━━ INPUT ROWS

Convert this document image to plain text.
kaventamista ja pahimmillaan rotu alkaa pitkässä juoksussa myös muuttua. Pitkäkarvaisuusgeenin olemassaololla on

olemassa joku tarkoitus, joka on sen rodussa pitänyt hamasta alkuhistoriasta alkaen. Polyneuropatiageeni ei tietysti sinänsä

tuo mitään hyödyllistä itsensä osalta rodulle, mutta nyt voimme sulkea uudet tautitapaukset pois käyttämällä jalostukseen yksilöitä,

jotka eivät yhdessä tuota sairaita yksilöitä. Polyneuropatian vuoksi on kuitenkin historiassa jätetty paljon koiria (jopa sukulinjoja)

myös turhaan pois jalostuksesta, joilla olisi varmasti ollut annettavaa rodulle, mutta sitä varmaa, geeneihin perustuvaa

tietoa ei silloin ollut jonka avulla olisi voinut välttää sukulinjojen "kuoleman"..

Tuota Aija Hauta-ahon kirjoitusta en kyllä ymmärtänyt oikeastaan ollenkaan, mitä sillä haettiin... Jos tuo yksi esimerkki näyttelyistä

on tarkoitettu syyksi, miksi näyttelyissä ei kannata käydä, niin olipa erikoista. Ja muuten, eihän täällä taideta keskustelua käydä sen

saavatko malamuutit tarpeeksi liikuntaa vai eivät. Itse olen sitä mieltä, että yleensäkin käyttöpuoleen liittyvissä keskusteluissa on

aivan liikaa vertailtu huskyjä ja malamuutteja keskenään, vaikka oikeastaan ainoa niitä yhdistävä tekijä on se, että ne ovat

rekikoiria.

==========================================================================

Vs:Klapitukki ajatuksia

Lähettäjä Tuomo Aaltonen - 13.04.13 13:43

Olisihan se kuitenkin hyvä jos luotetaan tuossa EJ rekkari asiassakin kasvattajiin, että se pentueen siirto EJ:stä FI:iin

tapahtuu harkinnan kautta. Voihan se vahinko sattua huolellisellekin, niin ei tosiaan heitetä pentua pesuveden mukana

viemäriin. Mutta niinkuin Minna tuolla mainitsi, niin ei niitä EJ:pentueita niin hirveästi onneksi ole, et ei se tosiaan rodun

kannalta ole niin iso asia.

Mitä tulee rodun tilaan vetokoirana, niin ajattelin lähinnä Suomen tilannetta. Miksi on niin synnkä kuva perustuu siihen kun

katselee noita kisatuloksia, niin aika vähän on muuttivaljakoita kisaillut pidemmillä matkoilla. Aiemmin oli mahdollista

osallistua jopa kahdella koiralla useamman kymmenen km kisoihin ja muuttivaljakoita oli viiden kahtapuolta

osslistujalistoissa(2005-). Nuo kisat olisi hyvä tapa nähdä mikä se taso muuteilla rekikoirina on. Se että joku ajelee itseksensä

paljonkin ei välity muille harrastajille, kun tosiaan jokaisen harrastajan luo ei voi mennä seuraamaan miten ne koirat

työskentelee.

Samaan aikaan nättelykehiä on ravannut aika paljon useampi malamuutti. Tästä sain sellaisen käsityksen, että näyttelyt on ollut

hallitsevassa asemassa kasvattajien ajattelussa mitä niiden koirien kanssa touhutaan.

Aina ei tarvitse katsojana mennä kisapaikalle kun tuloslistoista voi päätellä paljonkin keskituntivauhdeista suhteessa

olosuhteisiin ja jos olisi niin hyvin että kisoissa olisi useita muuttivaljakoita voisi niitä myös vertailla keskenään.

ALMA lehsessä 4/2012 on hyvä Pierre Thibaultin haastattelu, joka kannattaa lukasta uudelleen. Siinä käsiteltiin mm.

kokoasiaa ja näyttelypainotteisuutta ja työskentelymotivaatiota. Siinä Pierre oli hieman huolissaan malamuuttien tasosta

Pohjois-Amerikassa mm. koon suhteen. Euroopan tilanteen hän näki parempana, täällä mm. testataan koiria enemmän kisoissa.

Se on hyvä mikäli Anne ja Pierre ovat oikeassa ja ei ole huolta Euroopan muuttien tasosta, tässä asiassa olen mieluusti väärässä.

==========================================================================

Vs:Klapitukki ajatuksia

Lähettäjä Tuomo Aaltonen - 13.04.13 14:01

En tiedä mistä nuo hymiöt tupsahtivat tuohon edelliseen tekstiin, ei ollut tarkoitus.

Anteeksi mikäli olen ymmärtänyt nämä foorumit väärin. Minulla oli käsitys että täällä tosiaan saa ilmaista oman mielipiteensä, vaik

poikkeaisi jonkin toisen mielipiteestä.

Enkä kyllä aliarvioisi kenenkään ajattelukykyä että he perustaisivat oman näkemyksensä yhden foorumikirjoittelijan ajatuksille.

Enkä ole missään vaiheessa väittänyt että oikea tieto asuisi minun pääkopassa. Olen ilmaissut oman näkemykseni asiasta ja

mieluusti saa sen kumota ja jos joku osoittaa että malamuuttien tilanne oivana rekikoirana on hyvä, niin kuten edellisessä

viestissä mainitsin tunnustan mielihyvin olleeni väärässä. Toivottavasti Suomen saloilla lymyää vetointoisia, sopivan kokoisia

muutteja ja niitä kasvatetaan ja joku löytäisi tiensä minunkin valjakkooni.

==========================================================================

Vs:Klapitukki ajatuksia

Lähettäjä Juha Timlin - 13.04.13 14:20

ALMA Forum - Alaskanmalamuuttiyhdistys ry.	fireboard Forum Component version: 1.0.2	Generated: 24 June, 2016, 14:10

━━━━
━━ INPUT ROWS

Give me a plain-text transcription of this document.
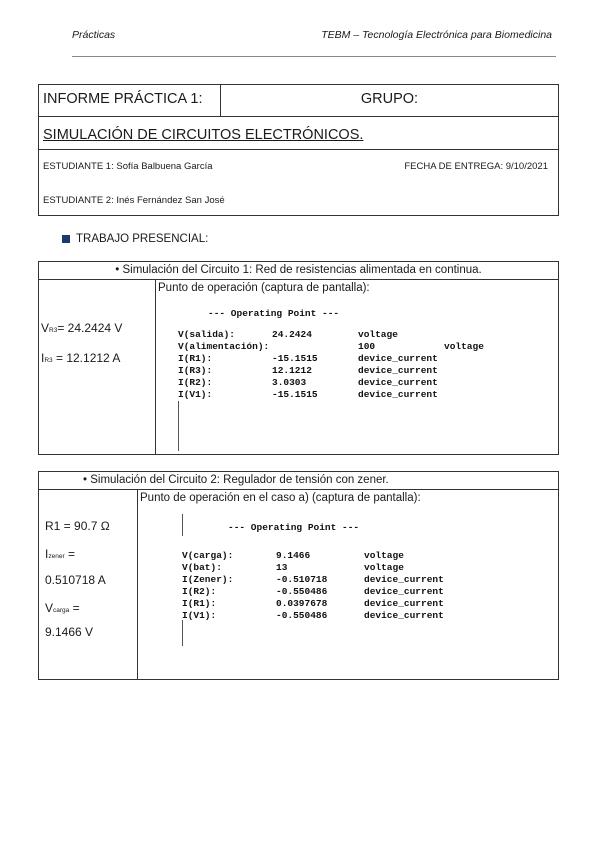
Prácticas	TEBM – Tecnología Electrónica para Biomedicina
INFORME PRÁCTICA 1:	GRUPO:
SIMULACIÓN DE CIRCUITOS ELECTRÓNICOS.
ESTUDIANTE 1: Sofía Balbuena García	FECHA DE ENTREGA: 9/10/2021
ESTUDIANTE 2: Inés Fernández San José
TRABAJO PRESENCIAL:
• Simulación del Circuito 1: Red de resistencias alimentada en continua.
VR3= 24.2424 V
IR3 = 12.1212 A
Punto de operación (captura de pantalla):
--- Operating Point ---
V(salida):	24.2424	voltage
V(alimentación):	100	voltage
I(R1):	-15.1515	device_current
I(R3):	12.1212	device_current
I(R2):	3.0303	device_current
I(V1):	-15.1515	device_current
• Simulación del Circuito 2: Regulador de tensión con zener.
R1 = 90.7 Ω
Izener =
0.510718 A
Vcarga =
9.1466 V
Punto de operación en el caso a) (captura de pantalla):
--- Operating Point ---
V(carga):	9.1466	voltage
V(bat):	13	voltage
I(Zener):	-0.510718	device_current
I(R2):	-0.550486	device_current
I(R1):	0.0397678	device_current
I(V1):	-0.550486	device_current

━━━━

— PROBLEM —
Gather each line of the records holding the string "jopa".

— RESPONSE BELOW —
jotka eivät yhdessä tuota sairaita yksilöitä. Polyneuropatian vuoksi on kuitenkin historiassa jätetty paljon koiria (jopa sukulinjoja)
osallistua jopa kahdella koiralla useamman kymmenen km kisoihin ja muuttivaljakoita oli viiden kahtapuolta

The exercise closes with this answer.